### Set problem
Please pick out and copy every row below that contains the string "open", matching its case exactly.
* START Available data *
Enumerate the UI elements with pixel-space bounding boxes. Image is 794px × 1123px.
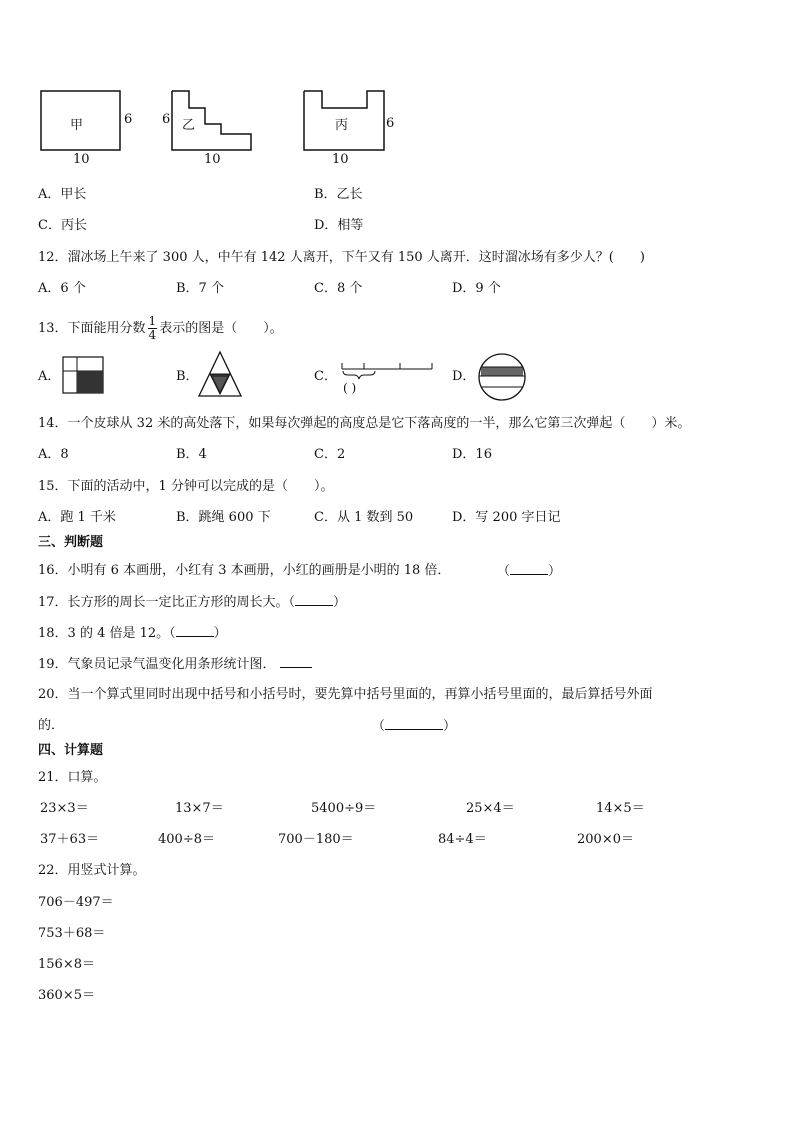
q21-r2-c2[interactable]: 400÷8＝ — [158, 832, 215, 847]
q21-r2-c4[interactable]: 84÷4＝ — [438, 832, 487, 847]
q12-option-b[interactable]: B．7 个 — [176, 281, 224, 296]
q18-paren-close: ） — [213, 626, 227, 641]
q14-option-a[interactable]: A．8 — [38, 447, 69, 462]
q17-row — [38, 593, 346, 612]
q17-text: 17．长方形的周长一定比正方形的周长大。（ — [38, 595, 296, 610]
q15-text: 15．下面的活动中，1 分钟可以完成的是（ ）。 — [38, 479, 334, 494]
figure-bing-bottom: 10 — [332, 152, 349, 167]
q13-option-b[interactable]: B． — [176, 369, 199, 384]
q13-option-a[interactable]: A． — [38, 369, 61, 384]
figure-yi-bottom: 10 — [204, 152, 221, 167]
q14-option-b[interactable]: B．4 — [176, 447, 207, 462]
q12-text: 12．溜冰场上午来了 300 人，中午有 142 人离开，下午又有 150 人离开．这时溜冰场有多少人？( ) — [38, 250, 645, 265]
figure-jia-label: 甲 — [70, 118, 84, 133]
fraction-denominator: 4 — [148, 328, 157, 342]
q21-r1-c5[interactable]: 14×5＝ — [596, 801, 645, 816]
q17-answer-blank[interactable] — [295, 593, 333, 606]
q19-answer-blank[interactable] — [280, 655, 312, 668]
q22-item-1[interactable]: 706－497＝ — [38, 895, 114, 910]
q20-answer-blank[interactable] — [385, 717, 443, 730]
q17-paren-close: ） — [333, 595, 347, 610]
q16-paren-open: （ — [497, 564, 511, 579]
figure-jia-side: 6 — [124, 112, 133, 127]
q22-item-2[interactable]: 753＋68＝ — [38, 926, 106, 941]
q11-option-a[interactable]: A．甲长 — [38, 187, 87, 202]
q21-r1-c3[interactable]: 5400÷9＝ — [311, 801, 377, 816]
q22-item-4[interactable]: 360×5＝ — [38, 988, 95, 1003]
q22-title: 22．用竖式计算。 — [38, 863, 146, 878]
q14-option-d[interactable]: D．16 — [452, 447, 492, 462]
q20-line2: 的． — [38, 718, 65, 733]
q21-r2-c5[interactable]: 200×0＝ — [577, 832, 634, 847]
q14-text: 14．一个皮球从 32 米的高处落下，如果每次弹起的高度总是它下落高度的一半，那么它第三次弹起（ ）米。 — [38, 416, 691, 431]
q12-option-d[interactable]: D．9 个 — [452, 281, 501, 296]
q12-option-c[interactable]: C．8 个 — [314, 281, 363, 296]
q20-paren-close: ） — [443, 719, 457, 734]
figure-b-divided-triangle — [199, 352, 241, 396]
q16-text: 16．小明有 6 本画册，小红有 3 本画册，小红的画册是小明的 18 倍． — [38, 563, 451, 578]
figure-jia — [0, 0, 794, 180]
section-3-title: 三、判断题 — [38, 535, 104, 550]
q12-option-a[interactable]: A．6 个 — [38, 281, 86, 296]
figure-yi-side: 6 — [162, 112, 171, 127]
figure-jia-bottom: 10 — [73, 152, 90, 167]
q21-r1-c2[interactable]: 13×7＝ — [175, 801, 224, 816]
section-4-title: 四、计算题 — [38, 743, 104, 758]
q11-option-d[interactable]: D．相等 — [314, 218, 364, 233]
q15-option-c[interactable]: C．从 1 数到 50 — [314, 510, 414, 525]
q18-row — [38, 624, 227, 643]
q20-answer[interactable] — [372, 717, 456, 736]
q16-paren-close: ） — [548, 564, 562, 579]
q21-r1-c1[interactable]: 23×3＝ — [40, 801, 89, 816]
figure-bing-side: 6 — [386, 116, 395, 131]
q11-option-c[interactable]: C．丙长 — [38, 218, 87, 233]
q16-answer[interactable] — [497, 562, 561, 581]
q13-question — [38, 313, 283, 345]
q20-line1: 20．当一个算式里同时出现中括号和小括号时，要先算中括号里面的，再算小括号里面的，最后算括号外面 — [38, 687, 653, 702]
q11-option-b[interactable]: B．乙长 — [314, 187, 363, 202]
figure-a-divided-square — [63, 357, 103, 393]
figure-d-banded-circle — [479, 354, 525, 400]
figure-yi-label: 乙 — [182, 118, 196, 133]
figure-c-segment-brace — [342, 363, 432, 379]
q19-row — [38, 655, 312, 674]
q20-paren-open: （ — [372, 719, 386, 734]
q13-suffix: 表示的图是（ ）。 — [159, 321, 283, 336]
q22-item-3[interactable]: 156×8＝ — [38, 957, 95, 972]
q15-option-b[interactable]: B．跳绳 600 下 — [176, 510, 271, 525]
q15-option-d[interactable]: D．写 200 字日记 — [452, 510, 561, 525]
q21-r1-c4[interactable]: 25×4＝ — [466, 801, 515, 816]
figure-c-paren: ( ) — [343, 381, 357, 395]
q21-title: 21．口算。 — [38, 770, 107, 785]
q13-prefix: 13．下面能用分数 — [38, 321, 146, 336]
* END Available data *
### Exercise response
q16-paren-open: （ — [497, 564, 511, 579]
q20-paren-open: （ — [372, 719, 386, 734]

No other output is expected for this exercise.